--- LISTING ---

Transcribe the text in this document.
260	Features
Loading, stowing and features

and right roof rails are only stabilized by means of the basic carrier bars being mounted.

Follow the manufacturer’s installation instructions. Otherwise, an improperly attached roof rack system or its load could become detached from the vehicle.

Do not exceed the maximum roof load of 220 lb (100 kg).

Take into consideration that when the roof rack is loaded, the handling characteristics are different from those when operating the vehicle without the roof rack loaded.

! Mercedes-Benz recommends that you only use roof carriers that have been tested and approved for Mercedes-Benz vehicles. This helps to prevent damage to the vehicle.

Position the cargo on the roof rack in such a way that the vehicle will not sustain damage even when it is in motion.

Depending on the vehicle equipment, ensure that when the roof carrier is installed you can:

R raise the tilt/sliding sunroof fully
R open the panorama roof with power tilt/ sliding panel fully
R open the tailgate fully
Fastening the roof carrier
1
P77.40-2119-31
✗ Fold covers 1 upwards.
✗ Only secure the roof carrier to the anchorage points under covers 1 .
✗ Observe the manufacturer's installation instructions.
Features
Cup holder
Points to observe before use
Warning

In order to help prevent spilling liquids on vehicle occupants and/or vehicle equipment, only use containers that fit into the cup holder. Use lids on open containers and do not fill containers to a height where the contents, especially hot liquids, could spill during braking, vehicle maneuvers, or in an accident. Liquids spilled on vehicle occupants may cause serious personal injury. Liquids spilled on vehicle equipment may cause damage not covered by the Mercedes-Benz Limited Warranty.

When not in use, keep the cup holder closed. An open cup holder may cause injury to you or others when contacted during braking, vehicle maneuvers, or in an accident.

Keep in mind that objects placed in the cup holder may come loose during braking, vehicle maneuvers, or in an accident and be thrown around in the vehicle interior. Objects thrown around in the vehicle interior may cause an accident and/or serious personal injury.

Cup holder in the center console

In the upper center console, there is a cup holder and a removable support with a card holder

---

**TASK TO COMPLETE**
List every line in the records above that contains the word "installation".

**OUTPUT FOR THIS TASK**
Follow the manufacturer’s installation instructions. Otherwise, an improperly attached roof rack system or its load could become detached from the vehicle.
✗ Observe the manufacturer's installation instructions.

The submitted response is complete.